- [Work to do]:
Return every entry exactly as written.

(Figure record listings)
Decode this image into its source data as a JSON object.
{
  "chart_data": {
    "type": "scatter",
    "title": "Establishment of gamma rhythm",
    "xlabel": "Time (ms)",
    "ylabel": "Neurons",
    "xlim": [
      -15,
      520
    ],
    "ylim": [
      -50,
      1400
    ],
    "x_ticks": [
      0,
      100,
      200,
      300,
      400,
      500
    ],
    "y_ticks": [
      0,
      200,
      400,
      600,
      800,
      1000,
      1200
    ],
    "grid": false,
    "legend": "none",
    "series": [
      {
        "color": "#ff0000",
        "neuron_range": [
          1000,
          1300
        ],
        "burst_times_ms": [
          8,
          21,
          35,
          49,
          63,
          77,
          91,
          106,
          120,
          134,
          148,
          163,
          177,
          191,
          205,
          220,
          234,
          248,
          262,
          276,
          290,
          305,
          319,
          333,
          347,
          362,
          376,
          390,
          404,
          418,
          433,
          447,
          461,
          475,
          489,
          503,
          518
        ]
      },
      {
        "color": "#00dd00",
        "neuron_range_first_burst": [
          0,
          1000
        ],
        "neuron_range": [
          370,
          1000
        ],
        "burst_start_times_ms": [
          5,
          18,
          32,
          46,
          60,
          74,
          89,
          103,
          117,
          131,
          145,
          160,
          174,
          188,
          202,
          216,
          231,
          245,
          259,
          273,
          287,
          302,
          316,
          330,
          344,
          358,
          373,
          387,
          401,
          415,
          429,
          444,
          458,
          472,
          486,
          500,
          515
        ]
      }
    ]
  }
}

- [Exercise answer]:
Decode this image into its source data as a JSON object.
{
  "chart_data": {
    "type": "scatter",
    "title": "Establishment of gamma rhythm",
    "xlabel": "Time (ms)",
    "ylabel": "Neurons",
    "xlim": [
      -15,
      520
    ],
    "ylim": [
      -50,
      1400
    ],
    "x_ticks": [
      0,
      100,
      200,
      300,
      400,
      500
    ],
    "y_ticks": [
      0,
      200,
      400,
      600,
      800,
      1000,
      1200
    ],
    "grid": false,
    "legend": "none",
    "series": [
      {
        "color": "#ff0000",
        "neuron_range": [
          1000,
          1300
        ],
        "burst_times_ms": [
          8,
          21,
          35,
          49,
          63,
          77,
          91,
          106,
          120,
          134,
          148,
          163,
          177,
          191,
          205,
          220,
          234,
          248,
          262,
          276,
          290,
          305,
          319,
          333,
          347,
          362,
          376,
          390,
          404,
          418,
          433,
          447,
          461,
          475,
          489,
          503,
          518
        ]
      },
      {
        "color": "#00dd00",
        "neuron_range_first_burst": [
          0,
          1000
        ],
        "neuron_range": [
          370,
          1000
        ],
        "burst_start_times_ms": [
          5,
          18,
          32,
          46,
          60,
          74,
          89,
          103,
          117,
          131,
          145,
          160,
          174,
          188,
          202,
          216,
          231,
          245,
          259,
          273,
          287,
          302,
          316,
          330,
          344,
          358,
          373,
          387,
          401,
          415,
          429,
          444,
          458,
          472,
          486,
          500,
          515
        ]
      }
    ]
  }
}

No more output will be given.